--- Start of GIVEN RECORDS ---

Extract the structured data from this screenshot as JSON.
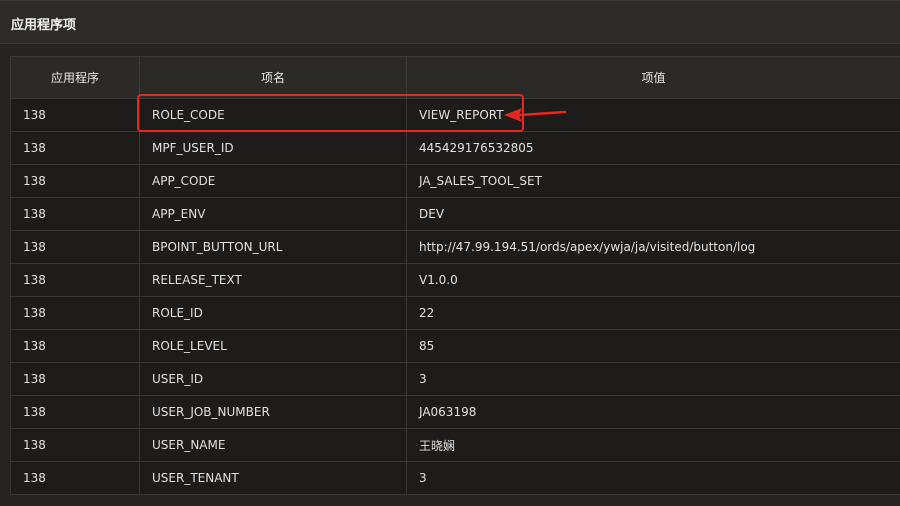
{
  "region": {
    "title": "应用程序项"
  },
  "table": {
    "headers": [
      "应用程序",
      "项名",
      "项值"
    ],
    "rows": [
      {
        "app": "138",
        "name": "ROLE_CODE",
        "value": "VIEW_REPORT"
      },
      {
        "app": "138",
        "name": "MPF_USER_ID",
        "value": "445429176532805"
      },
      {
        "app": "138",
        "name": "APP_CODE",
        "value": "JA_SALES_TOOL_SET"
      },
      {
        "app": "138",
        "name": "APP_ENV",
        "value": "DEV"
      },
      {
        "app": "138",
        "name": "BPOINT_BUTTON_URL",
        "value": "http://47.99.194.51/ords/apex/ywja/ja/visited/button/log"
      },
      {
        "app": "138",
        "name": "RELEASE_TEXT",
        "value": "V1.0.0"
      },
      {
        "app": "138",
        "name": "ROLE_ID",
        "value": "22"
      },
      {
        "app": "138",
        "name": "ROLE_LEVEL",
        "value": "85"
      },
      {
        "app": "138",
        "name": "USER_ID",
        "value": "3"
      },
      {
        "app": "138",
        "name": "USER_JOB_NUMBER",
        "value": "JA063198"
      },
      {
        "app": "138",
        "name": "USER_NAME",
        "value": "王晓娴"
      },
      {
        "app": "138",
        "name": "USER_TENANT",
        "value": "3"
      }
    ]
  },
  "annotation": {
    "color": "#e8261f",
    "highlighted_row": "ROLE_CODE"
  }
}
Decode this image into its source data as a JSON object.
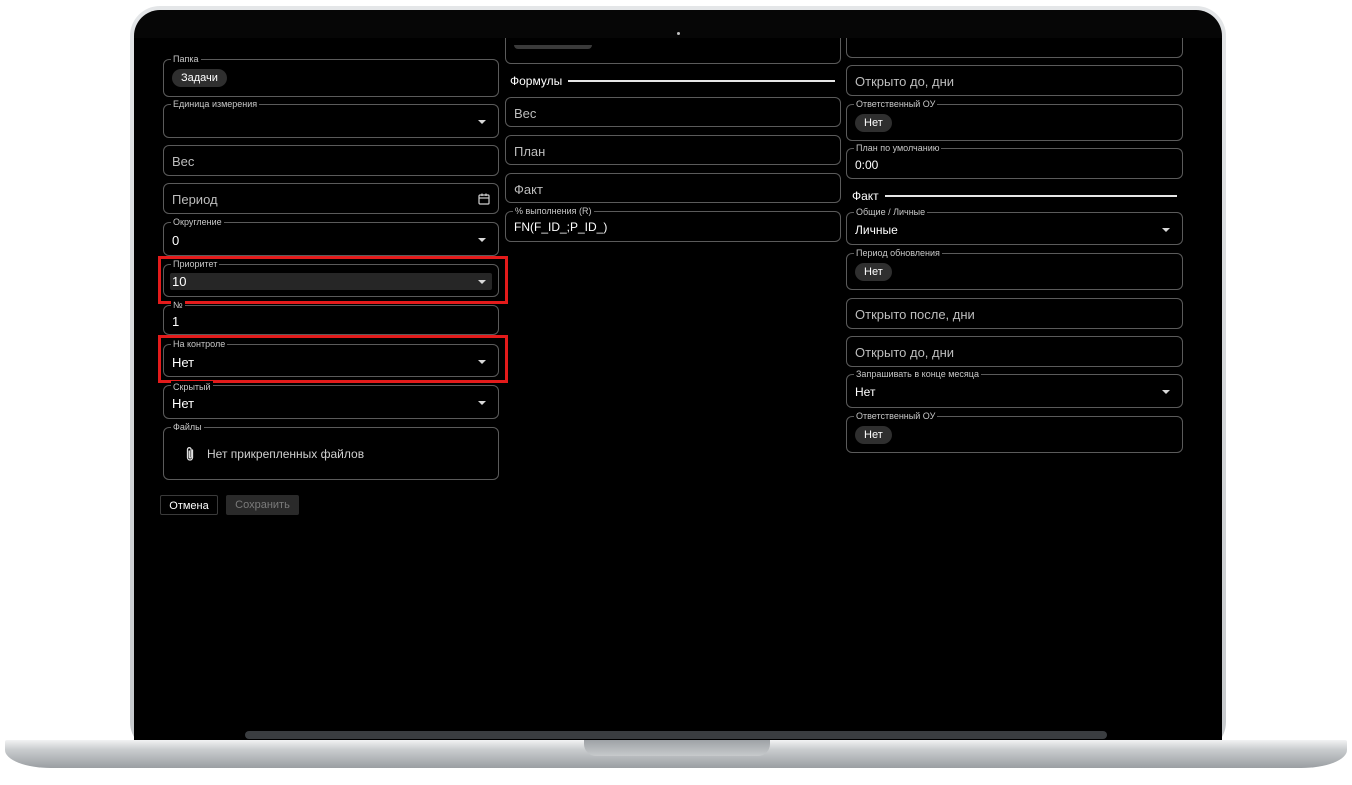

--- End of GIVEN RECORDS ---

**GIVEN EXERCISE:** Repeat each record exactly, with the pictures left out.

**FULL RESPONSE:**
Extract the structured data from this screenshot as JSON.
{
  "region": {
    "title": "应用程序项"
  },
  "table": {
    "headers": [
      "应用程序",
      "项名",
      "项值"
    ],
    "rows": [
      {
        "app": "138",
        "name": "ROLE_CODE",
        "value": "VIEW_REPORT"
      },
      {
        "app": "138",
        "name": "MPF_USER_ID",
        "value": "445429176532805"
      },
      {
        "app": "138",
        "name": "APP_CODE",
        "value": "JA_SALES_TOOL_SET"
      },
      {
        "app": "138",
        "name": "APP_ENV",
        "value": "DEV"
      },
      {
        "app": "138",
        "name": "BPOINT_BUTTON_URL",
        "value": "http://47.99.194.51/ords/apex/ywja/ja/visited/button/log"
      },
      {
        "app": "138",
        "name": "RELEASE_TEXT",
        "value": "V1.0.0"
      },
      {
        "app": "138",
        "name": "ROLE_ID",
        "value": "22"
      },
      {
        "app": "138",
        "name": "ROLE_LEVEL",
        "value": "85"
      },
      {
        "app": "138",
        "name": "USER_ID",
        "value": "3"
      },
      {
        "app": "138",
        "name": "USER_JOB_NUMBER",
        "value": "JA063198"
      },
      {
        "app": "138",
        "name": "USER_NAME",
        "value": "王晓娴"
      },
      {
        "app": "138",
        "name": "USER_TENANT",
        "value": "3"
      }
    ]
  },
  "annotation": {
    "color": "#e8261f",
    "highlighted_row": "ROLE_CODE"
  }
}
Decode this image into its source data as a JSON object.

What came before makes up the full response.